>> start EXTRACTED RECORDS
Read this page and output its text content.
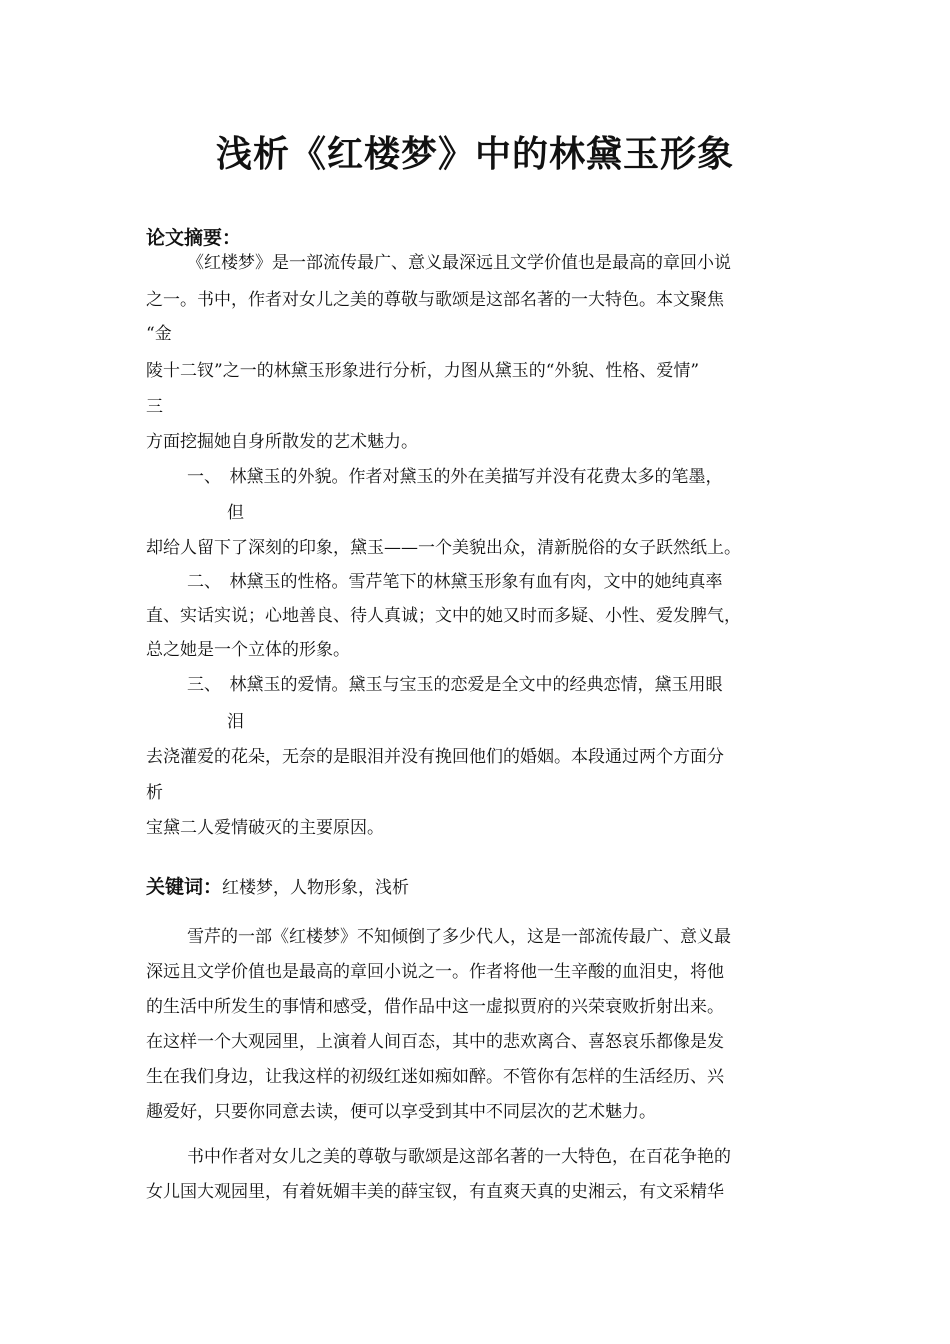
浅析《红楼梦》中的林黛玉形象
论文摘要：
《红楼梦》是一部流传最广、意义最深远且文学价值也是最高的章回小说
之一。书中，作者对女儿之美的尊敬与歌颂是这部名著的一大特色。本文聚焦
“金
陵十二钗”之一的林黛玉形象进行分析，力图从黛玉的“外貌、性格、爱情”
三
方面挖掘她自身所散发的艺术魅力。
一、　林黛玉的外貌。作者对黛玉的外在美描写并没有花费太多的笔墨，
但
却给人留下了深刻的印象，黛玉——一个美貌出众，清新脱俗的女子跃然纸上。
二、　林黛玉的性格。雪芹笔下的林黛玉形象有血有肉，文中的她纯真率
直、实话实说；心地善良、待人真诚；文中的她又时而多疑、小性、爱发脾气，
总之她是一个立体的形象。
三、　林黛玉的爱情。黛玉与宝玉的恋爱是全文中的经典恋情，黛玉用眼
泪
去浇灌爱的花朵，无奈的是眼泪并没有挽回他们的婚姻。本段通过两个方面分
析
宝黛二人爱情破灭的主要原因。
关键词：红楼梦，人物形象，浅析
雪芹的一部《红楼梦》不知倾倒了多少代人，这是一部流传最广、意义最
深远且文学价值也是最高的章回小说之一。作者将他一生辛酸的血泪史，将他
的生活中所发生的事情和感受，借作品中这一虚拟贾府的兴荣衰败折射出来。
在这样一个大观园里，上演着人间百态，其中的悲欢离合、喜怒哀乐都像是发
生在我们身边，让我这样的初级红迷如痴如醉。不管你有怎样的生活经历、兴
趣爱好，只要你同意去读，便可以享受到其中不同层次的艺术魅力。
书中作者对女儿之美的尊敬与歌颂是这部名著的一大特色，在百花争艳的
女儿国大观园里，有着妩媚丰美的薛宝钗，有直爽天真的史湘云，有文采精华
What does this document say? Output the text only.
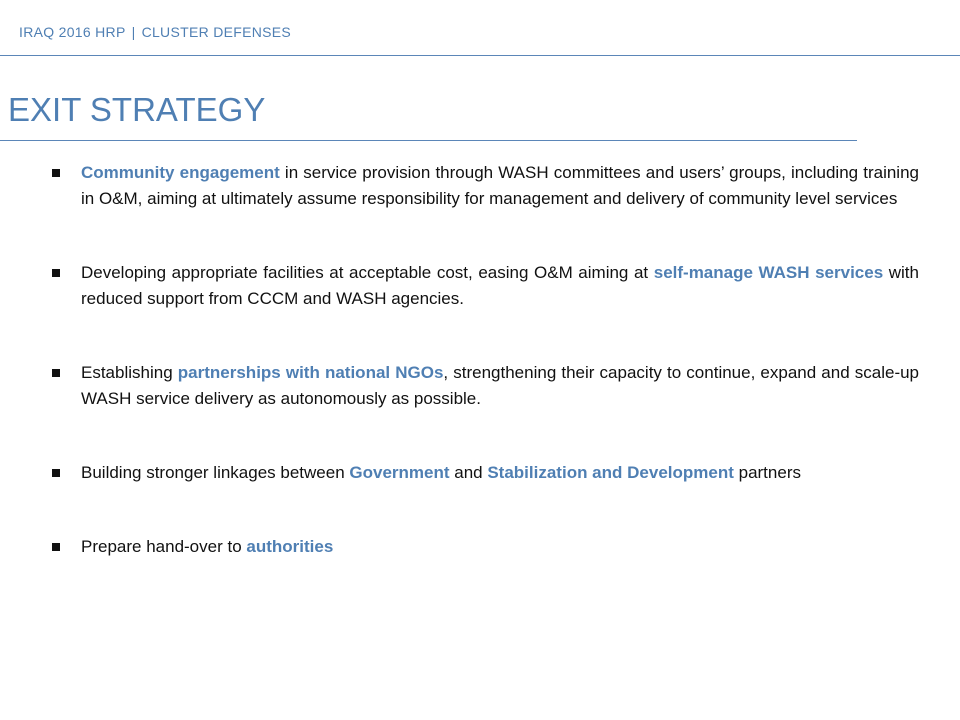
IRAQ 2016 HRP | CLUSTER DEFENSES
EXIT STRATEGY
Community engagement in service provision through WASH committees and users’ groups, including training in O&M, aiming at ultimately assume responsibility for management and delivery of community level services
Developing appropriate facilities at acceptable cost, easing O&M aiming at self-manage WASH services with reduced support from CCCM and WASH agencies.
Establishing partnerships with national NGOs, strengthening their capacity to continue, expand and scale-up WASH service delivery as autonomously as possible.
Building stronger linkages between Government and Stabilization and Development partners
Prepare hand-over to authorities
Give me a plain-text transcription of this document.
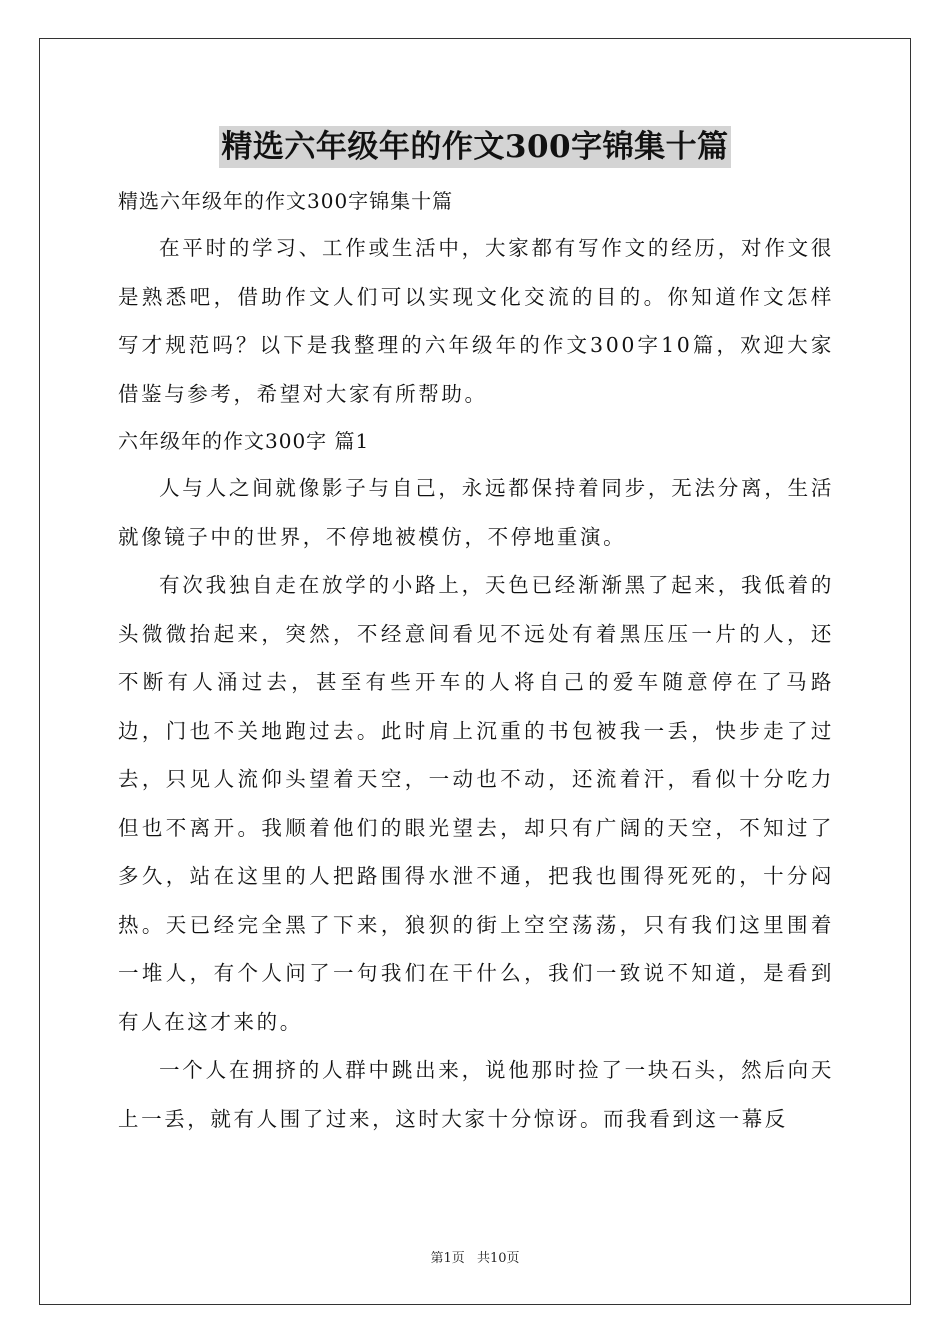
精选六年级年的作文300字锦集十篇

精选六年级年的作文300字锦集十篇

在平时的学习、工作或生活中，大家都有写作文的经历，对作文很是熟悉吧，借助作文人们可以实现文化交流的目的。你知道作文怎样写才规范吗？以下是我整理的六年级年的作文300字10篇，欢迎大家借鉴与参考，希望对大家有所帮助。

六年级年的作文300字 篇1

人与人之间就像影子与自己，永远都保持着同步，无法分离，生活就像镜子中的世界，不停地被模仿，不停地重演。

有次我独自走在放学的小路上，天色已经渐渐黑了起来，我低着的头微微抬起来，突然，不经意间看见不远处有着黑压压一片的人，还不断有人涌过去，甚至有些开车的人将自己的爱车随意停在了马路边，门也不关地跑过去。此时肩上沉重的书包被我一丢，快步走了过去，只见人流仰头望着天空，一动也不动，还流着汗，看似十分吃力但也不离开。我顺着他们的眼光望去，却只有广阔的天空，不知过了多久，站在这里的人把路围得水泄不通，把我也围得死死的，十分闷热。天已经完全黑了下来，狼狈的街上空空荡荡，只有我们这里围着一堆人，有个人问了一句我们在干什么，我们一致说不知道，是看到有人在这才来的。

一个人在拥挤的人群中跳出来，说他那时捡了一块石头，然后向天上一丢，就有人围了过来，这时大家十分惊讶。而我看到这一幕反

第1页 共10页
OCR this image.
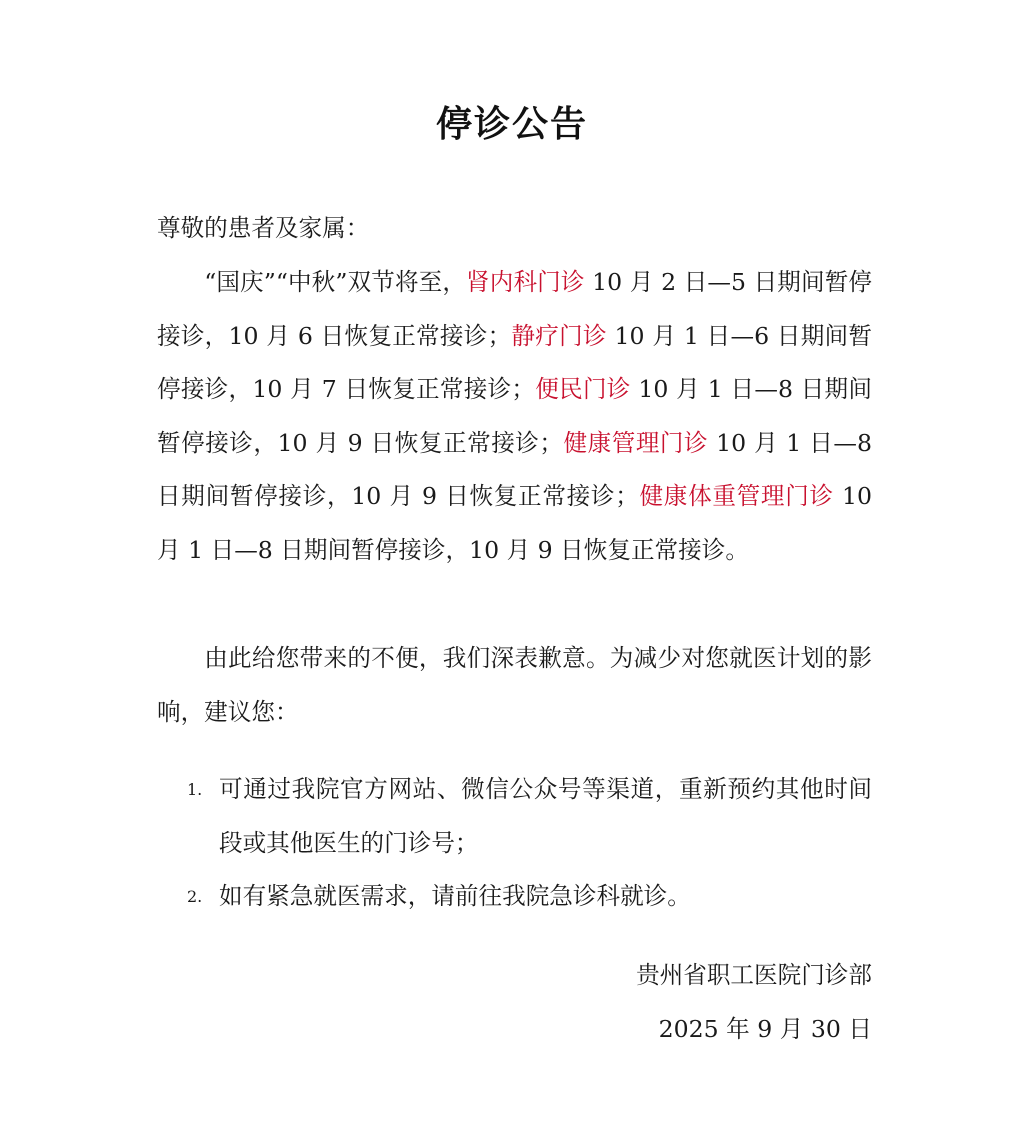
停诊公告
尊敬的患者及家属：
“国庆”“中秋”双节将至，肾内科门诊 10 月 2 日—5 日期间暂停接诊，10 月 6 日恢复正常接诊；静疗门诊 10 月 1 日—6 日期间暂停接诊，10 月 7 日恢复正常接诊；便民门诊 10 月 1 日—8 日期间暂停接诊，10 月 9 日恢复正常接诊；健康管理门诊 10 月 1 日—8 日期间暂停接诊，10 月 9 日恢复正常接诊；健康体重管理门诊 10 月 1 日—8 日期间暂停接诊，10 月 9 日恢复正常接诊。
由此给您带来的不便，我们深表歉意。为减少对您就医计划的影响，建议您：
1. 可通过我院官方网站、微信公众号等渠道，重新预约其他时间段或其他医生的门诊号；
2. 如有紧急就医需求，请前往我院急诊科就诊。
贵州省职工医院门诊部
2025 年 9 月 30 日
>> end EXTRACTED RECORDS
— PROBLEM STATEMENT —
Write out again the lines from the one with "OCR this image." through the end of the records exactly, without any of the pictures.

— OUTPUT OF THE TASK —
OCR this image.
停诊公告
尊敬的患者及家属：
“国庆”“中秋”双节将至，肾内科门诊 10 月 2 日—5 日期间暂停接诊，10 月 6 日恢复正常接诊；静疗门诊 10 月 1 日—6 日期间暂停接诊，10 月 7 日恢复正常接诊；便民门诊 10 月 1 日—8 日期间暂停接诊，10 月 9 日恢复正常接诊；健康管理门诊 10 月 1 日—8 日期间暂停接诊，10 月 9 日恢复正常接诊；健康体重管理门诊 10 月 1 日—8 日期间暂停接诊，10 月 9 日恢复正常接诊。
由此给您带来的不便，我们深表歉意。为减少对您就医计划的影响，建议您：
1. 可通过我院官方网站、微信公众号等渠道，重新预约其他时间段或其他医生的门诊号；
2. 如有紧急就医需求，请前往我院急诊科就诊。
贵州省职工医院门诊部
2025 年 9 月 30 日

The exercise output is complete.